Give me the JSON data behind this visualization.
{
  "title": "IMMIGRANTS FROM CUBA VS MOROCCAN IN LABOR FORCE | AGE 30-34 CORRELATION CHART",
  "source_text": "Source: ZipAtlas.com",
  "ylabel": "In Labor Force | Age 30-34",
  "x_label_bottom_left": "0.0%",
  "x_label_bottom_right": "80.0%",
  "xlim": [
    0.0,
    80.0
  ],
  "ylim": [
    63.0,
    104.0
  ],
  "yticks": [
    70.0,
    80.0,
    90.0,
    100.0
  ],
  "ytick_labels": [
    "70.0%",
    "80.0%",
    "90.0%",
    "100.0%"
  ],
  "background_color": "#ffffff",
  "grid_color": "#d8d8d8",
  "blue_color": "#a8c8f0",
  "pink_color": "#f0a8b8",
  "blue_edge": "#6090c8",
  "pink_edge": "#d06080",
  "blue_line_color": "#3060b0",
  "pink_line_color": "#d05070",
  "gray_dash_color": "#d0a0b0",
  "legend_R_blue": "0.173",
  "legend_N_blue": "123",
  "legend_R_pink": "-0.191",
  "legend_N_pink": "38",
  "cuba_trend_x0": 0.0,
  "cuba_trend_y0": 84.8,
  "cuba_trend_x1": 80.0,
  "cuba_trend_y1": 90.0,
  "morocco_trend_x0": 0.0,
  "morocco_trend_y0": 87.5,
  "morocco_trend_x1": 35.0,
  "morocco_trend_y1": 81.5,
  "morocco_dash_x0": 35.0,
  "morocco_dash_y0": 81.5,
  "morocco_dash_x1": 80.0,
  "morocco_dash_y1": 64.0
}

• **Stated goal**: Reproduce each entry from the records above, character for character.

• **Written response**:
Give me the JSON data behind this visualization.
{
  "title": "IMMIGRANTS FROM CUBA VS MOROCCAN IN LABOR FORCE | AGE 30-34 CORRELATION CHART",
  "source_text": "Source: ZipAtlas.com",
  "ylabel": "In Labor Force | Age 30-34",
  "x_label_bottom_left": "0.0%",
  "x_label_bottom_right": "80.0%",
  "xlim": [
    0.0,
    80.0
  ],
  "ylim": [
    63.0,
    104.0
  ],
  "yticks": [
    70.0,
    80.0,
    90.0,
    100.0
  ],
  "ytick_labels": [
    "70.0%",
    "80.0%",
    "90.0%",
    "100.0%"
  ],
  "background_color": "#ffffff",
  "grid_color": "#d8d8d8",
  "blue_color": "#a8c8f0",
  "pink_color": "#f0a8b8",
  "blue_edge": "#6090c8",
  "pink_edge": "#d06080",
  "blue_line_color": "#3060b0",
  "pink_line_color": "#d05070",
  "gray_dash_color": "#d0a0b0",
  "legend_R_blue": "0.173",
  "legend_N_blue": "123",
  "legend_R_pink": "-0.191",
  "legend_N_pink": "38",
  "cuba_trend_x0": 0.0,
  "cuba_trend_y0": 84.8,
  "cuba_trend_x1": 80.0,
  "cuba_trend_y1": 90.0,
  "morocco_trend_x0": 0.0,
  "morocco_trend_y0": 87.5,
  "morocco_trend_x1": 35.0,
  "morocco_trend_y1": 81.5,
  "morocco_dash_x0": 35.0,
  "morocco_dash_y0": 81.5,
  "morocco_dash_x1": 80.0,
  "morocco_dash_y1": 64.0
}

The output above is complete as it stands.